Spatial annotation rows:
———

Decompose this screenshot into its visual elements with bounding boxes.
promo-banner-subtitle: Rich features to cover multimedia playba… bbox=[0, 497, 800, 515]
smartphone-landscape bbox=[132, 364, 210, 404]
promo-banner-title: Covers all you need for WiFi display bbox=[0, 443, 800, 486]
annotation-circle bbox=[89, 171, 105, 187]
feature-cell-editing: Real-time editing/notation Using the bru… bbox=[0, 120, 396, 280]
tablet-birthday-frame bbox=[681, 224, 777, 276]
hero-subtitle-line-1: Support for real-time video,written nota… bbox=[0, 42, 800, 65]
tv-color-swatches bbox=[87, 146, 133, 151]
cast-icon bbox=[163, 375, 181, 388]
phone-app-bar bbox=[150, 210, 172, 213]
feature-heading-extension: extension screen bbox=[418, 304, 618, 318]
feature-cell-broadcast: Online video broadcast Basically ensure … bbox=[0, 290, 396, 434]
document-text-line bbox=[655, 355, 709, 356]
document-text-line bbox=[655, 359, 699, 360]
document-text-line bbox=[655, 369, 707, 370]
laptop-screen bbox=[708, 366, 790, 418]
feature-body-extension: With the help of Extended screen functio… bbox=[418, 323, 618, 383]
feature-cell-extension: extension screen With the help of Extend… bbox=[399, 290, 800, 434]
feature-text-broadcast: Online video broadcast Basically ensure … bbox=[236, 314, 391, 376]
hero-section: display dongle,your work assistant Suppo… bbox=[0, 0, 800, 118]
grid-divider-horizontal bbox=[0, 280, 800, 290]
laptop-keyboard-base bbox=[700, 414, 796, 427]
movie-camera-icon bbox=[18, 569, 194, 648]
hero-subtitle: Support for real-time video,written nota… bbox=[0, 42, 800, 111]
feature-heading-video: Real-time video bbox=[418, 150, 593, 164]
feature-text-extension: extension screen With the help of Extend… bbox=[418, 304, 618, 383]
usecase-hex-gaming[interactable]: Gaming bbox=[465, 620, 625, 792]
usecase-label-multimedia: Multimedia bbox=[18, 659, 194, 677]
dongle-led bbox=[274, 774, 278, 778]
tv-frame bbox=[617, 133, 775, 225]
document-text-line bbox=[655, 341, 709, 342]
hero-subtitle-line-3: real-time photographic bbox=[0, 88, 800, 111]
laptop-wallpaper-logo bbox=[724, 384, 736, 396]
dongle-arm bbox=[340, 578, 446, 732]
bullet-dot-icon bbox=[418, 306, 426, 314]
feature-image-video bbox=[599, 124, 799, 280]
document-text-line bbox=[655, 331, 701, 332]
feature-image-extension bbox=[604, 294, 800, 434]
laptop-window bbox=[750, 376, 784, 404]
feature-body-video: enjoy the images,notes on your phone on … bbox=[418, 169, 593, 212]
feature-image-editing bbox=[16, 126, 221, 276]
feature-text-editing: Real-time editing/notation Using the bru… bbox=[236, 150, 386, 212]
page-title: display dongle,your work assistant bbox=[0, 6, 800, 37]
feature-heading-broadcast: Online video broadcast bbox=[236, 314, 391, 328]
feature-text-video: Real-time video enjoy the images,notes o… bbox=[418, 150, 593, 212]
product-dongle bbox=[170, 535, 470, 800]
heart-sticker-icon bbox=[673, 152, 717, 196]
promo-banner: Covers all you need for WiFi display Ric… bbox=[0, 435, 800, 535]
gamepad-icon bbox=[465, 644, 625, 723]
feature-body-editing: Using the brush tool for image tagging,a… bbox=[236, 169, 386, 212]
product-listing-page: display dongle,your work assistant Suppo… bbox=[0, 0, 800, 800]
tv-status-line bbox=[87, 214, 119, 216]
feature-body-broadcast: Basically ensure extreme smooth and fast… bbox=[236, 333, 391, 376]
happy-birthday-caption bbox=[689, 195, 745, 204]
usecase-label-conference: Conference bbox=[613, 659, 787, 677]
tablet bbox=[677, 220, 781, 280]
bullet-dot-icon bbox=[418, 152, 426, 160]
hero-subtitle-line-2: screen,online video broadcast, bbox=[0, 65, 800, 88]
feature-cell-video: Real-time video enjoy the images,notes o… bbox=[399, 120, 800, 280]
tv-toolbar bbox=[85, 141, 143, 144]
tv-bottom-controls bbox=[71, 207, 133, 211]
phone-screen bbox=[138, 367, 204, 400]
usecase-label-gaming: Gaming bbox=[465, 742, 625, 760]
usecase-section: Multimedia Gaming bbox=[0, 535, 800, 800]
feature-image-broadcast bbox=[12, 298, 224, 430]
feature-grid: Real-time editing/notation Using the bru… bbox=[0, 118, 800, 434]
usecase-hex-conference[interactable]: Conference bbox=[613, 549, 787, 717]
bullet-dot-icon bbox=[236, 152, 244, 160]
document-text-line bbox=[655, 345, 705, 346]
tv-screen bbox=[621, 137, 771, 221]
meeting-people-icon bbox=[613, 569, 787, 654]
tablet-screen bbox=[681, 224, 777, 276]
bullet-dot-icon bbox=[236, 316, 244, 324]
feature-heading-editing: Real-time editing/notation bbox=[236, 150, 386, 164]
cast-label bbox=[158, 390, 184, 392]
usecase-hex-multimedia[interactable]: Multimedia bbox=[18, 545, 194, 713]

———

Task to carry out: Report every row in the rows above that contains the word "Basically".

Final result:
feature-cell-broadcast: Online video broadcast Basically ensure … bbox=[0, 290, 396, 434]
feature-text-broadcast: Online video broadcast Basically ensure … bbox=[236, 314, 391, 376]
feature-body-broadcast: Basically ensure extreme smooth and fast… bbox=[236, 333, 391, 376]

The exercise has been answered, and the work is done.